▶ [WHAT IS REQUIRED]: Using the listing below, please gather every line containing the word "image".
++++ DATA TO PROCESS ++++
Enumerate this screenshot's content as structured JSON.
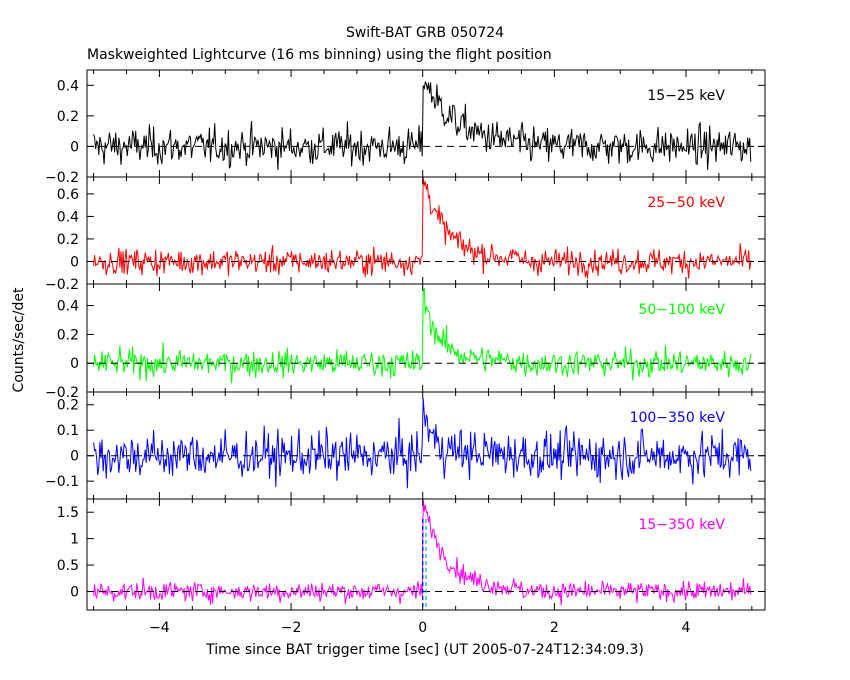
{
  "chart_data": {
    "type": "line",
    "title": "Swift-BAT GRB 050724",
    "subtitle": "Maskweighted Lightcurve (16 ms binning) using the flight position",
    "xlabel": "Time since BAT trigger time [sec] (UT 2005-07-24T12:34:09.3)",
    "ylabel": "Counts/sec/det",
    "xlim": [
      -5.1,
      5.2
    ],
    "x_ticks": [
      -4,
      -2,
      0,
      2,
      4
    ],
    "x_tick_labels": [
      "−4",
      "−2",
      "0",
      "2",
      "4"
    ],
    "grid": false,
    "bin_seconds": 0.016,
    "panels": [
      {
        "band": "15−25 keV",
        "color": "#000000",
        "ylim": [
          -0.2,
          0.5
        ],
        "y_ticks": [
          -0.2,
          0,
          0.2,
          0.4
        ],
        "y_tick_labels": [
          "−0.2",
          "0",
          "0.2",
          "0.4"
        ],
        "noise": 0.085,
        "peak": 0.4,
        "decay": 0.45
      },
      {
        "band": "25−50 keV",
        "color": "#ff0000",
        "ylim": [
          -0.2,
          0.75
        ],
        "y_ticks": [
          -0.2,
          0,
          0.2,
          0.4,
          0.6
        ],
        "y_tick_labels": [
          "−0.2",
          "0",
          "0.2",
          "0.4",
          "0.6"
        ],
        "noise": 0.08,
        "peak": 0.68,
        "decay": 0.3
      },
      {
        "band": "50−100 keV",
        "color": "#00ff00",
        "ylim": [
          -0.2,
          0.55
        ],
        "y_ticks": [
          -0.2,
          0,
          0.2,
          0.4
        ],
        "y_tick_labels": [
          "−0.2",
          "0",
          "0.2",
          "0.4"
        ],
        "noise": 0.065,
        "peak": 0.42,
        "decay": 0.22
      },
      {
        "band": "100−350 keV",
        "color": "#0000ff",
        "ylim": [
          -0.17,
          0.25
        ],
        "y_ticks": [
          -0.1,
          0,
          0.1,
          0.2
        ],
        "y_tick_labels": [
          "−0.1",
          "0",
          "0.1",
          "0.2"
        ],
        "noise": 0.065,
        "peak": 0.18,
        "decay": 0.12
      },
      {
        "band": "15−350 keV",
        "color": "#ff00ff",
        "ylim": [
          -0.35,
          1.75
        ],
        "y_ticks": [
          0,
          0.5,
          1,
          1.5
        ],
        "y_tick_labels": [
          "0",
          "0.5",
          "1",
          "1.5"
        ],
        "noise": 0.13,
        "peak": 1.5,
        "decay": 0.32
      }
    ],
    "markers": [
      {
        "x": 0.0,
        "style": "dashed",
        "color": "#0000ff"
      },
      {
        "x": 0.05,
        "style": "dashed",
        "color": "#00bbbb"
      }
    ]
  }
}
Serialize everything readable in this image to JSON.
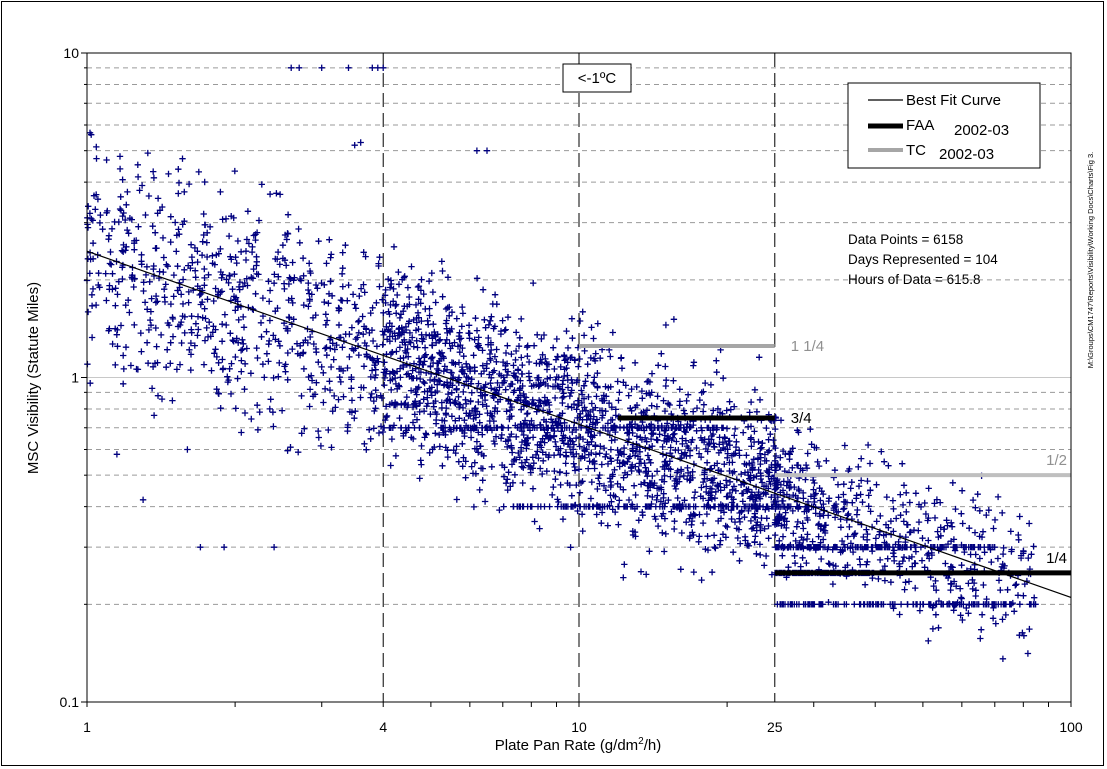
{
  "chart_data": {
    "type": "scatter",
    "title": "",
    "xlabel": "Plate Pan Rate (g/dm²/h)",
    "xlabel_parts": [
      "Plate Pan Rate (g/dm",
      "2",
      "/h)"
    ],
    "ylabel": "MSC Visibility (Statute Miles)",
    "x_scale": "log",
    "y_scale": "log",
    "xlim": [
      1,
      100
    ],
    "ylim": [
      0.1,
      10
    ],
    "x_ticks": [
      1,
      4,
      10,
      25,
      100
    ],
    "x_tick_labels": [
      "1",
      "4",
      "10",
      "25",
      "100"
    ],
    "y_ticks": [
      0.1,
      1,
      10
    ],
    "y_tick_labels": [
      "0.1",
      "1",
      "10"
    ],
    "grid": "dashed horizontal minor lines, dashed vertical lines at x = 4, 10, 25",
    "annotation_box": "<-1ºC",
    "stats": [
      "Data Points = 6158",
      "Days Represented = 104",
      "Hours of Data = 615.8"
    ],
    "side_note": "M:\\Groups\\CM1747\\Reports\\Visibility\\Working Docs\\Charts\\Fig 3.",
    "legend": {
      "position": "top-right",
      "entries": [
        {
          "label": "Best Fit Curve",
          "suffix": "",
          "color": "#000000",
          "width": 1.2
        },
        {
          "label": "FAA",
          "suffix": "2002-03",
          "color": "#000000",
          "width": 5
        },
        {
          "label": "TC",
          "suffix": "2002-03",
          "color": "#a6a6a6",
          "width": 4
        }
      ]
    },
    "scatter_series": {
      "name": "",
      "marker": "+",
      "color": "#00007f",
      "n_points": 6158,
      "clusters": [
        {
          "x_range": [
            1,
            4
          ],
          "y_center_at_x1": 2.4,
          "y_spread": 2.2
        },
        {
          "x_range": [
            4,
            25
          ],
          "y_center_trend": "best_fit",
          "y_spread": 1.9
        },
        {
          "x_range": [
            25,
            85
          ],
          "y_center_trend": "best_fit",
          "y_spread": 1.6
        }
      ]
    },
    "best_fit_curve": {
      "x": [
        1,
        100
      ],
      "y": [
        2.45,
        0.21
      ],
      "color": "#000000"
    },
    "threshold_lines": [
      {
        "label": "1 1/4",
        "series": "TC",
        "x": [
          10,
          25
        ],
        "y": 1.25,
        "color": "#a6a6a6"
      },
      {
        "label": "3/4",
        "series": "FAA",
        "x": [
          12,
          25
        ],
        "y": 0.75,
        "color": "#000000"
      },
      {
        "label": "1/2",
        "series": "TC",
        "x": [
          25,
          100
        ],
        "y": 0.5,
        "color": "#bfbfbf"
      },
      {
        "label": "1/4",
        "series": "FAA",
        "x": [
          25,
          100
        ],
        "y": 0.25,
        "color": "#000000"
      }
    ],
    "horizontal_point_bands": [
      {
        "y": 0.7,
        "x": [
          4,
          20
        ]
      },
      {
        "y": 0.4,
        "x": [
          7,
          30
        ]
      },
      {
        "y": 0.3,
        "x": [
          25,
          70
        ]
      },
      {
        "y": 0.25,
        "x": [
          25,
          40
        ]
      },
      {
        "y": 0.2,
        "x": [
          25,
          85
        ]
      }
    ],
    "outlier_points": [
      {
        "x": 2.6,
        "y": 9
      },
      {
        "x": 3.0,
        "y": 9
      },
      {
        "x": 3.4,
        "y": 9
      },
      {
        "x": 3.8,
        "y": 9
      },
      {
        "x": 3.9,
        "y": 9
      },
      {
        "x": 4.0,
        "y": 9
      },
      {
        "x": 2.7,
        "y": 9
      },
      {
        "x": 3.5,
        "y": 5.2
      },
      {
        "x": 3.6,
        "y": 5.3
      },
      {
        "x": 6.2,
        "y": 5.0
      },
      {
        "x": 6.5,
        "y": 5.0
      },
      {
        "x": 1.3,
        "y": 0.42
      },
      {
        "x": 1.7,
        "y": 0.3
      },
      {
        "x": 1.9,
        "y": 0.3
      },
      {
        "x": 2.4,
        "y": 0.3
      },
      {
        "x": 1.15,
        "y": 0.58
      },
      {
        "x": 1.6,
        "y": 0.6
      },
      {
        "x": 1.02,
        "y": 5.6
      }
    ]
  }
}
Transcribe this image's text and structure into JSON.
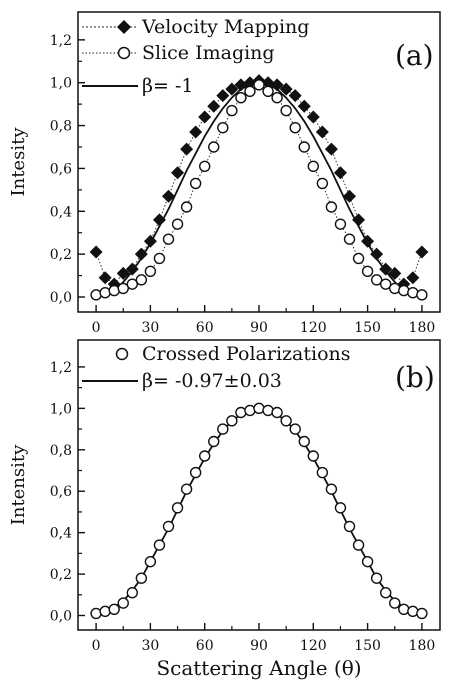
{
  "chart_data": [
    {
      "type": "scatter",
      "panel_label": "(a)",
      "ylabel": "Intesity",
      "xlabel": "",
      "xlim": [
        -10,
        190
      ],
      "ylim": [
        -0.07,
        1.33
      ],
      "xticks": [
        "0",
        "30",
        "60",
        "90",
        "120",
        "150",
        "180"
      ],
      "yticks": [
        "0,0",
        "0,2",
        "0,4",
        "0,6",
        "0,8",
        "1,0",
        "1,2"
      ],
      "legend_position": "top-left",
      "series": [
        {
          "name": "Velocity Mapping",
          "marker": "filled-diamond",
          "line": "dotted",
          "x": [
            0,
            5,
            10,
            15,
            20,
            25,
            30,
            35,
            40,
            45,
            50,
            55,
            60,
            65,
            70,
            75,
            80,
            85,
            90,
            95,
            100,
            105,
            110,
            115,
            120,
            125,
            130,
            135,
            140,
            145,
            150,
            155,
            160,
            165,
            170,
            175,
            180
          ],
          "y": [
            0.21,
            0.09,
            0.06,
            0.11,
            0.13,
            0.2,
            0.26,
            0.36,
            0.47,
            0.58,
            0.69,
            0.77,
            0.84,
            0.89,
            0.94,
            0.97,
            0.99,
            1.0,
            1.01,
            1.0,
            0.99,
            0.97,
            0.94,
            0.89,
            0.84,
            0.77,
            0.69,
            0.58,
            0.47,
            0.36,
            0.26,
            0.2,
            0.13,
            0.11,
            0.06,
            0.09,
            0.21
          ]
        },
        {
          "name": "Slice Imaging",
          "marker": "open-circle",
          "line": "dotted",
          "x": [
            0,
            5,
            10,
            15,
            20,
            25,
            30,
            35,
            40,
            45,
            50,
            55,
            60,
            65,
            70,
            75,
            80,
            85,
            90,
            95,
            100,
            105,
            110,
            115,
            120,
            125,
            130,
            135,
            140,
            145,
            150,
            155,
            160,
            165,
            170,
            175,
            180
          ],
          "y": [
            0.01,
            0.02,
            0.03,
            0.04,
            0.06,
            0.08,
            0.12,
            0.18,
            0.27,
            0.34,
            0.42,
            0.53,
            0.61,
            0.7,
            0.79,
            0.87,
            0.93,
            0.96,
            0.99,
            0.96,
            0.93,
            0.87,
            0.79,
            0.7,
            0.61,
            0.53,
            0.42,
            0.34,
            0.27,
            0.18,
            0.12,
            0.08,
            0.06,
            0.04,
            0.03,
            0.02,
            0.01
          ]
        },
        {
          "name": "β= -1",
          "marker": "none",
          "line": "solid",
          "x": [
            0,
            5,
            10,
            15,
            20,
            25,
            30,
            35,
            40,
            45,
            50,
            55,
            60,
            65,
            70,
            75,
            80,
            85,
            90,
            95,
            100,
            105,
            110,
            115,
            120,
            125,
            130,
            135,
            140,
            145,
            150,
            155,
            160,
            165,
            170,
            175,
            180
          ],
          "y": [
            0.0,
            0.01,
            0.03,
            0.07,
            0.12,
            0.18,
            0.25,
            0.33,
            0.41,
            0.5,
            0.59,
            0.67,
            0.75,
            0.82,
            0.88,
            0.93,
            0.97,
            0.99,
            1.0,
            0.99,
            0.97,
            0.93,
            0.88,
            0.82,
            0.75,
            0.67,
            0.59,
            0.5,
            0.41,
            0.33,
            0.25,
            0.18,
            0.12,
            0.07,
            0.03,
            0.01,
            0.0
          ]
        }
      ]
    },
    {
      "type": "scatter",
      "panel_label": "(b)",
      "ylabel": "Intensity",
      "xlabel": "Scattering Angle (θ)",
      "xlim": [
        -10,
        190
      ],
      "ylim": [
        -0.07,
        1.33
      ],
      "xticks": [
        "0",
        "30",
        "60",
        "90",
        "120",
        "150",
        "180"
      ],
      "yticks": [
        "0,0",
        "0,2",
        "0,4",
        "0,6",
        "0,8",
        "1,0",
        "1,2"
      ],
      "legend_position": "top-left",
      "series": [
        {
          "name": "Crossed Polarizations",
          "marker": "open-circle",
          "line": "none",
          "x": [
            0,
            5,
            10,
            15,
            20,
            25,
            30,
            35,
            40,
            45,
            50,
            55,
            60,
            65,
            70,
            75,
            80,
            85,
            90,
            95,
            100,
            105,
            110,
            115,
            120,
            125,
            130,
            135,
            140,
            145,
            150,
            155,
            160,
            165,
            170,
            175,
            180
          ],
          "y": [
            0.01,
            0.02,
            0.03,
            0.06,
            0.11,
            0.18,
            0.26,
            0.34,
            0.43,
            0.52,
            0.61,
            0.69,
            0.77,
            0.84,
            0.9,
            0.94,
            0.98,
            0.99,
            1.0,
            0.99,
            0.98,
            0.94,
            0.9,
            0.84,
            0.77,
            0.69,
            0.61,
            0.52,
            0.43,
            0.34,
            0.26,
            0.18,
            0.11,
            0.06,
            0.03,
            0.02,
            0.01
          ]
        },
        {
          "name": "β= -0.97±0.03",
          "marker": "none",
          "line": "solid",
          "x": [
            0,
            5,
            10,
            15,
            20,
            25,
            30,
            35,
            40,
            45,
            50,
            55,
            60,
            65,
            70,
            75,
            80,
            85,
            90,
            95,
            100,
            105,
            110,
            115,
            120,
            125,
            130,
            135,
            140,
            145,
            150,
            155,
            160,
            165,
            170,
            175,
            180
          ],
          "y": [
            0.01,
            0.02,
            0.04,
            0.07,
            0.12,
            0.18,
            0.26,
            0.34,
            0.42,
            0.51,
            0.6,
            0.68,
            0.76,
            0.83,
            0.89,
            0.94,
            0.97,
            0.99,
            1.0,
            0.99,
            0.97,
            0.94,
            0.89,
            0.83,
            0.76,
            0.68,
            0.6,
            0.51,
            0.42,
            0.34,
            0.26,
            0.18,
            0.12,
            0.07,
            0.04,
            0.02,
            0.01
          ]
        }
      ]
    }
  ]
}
++++
▶ [EXERCISE RESPONSE]:
Serialize everything readable in this image to JSON.
Transcribe this image's text and structure into JSON.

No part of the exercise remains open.